## ASSIGNED TASK
Answer these questions using the text on phylogenetic comparative methods below.
1. What information do phylogenetic comparative methods use to analyze the origin and maintenance of biodiversity?
2. Why are these methods usually implemented by computer programs?
3. What did Charles Darwin rely on as a major source of evidence when writing The Origin of Species?
── TEXT FOR ANALYSIS
Phylogenetic comparative methods (PCMs) use information on the evolutionary relationships of organisms (phylogenetic trees) to analyze the origin and maintenance of biodiversity. Biodiversity is most commonly discussed in terms of the number of species, but it can also be phrased in terms of the amount of "morphospace" that a given set of species occupies (see also Cambrian explosion). PCMs focus more on the latter. Although most studies that employ PCMs focus on extant organisms, the methods can also be applied to extinct taxa and can incorporate information from the fossil record.

Owing to their computational requirements, they are usually implemented by computer programs (see list below). PCMs can be viewed as part of evolutionary biology, systematics, phylogenetics, bioinformatics or even statistics, as most methods involve statistical procedures and principles for estimation of various parameters and drawing inferences about evolutionary processes.

What distinguishes PCMs from most traditional approaches in systematics and phylogenetics is that they typically do not attempt to infer the phylogenetic relationships of the species under study. Rather, they use an independent estimate of the phylogenetic tree (topology plus branch lengths) that is derived from a separate phylogenetic analysis, such as comparative DNA sequences that have been analyzed by maximum parsimony or maximum likelihood methods. PCMs are consumers of phylogenetic trees, not primary producers of them. Accordingly, the list of phylogenetics software shows little overlap with the programs for PCMs (see below).

Comparison of species to elucidate aspects of biology has a long history. Charles Darwin relied on such comparisons as a major source of evidence when writing The Origin of Species. Many other fields of biology use interspecific comparison as well, including behavioral ecology, ethology, ecophysiology, comparative physiology, evolutionary physiology, functional morphology, comparative biomechanics, and the study of sexual selection.
────
── GIVEN DATA
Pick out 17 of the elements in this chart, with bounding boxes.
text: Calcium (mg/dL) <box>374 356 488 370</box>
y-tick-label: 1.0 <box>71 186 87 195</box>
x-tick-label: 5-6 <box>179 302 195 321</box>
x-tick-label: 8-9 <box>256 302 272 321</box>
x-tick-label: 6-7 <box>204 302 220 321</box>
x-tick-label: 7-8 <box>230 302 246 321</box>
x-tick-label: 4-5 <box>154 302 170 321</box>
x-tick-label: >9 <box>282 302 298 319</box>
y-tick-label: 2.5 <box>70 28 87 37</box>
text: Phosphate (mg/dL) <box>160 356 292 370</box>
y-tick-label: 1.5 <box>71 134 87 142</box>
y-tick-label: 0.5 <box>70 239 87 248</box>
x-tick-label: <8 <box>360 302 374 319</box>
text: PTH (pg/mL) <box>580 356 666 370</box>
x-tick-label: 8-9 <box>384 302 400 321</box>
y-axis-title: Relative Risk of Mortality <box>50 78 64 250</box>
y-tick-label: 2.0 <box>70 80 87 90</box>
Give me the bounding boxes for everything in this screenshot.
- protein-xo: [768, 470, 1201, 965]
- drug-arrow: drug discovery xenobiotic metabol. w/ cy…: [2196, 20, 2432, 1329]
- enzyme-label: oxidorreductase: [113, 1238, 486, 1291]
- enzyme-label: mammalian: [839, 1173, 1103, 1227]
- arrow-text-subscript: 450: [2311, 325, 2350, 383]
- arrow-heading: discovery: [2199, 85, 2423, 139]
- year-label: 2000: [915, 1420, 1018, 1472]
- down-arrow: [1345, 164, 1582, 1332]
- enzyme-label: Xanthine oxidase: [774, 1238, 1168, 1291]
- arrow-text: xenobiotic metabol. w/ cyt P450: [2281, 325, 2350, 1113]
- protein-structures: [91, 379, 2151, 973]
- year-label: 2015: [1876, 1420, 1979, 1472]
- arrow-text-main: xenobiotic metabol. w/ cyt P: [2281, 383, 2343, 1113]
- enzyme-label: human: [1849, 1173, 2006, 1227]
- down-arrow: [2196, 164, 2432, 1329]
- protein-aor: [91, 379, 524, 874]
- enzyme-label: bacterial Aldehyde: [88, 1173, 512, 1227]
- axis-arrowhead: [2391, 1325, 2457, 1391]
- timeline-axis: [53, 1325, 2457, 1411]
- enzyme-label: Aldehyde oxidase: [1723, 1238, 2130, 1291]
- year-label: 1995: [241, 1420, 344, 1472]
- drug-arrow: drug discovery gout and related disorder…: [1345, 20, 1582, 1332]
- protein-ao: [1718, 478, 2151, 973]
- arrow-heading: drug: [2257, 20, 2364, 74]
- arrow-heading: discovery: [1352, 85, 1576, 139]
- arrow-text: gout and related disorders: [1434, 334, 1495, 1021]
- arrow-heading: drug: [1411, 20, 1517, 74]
────
## TASK RESULT
1. They use information on the evolutionary relationships of organisms (phylogenetic trees).
2. Because of their computational requirements.
3. He relied on comparison of species.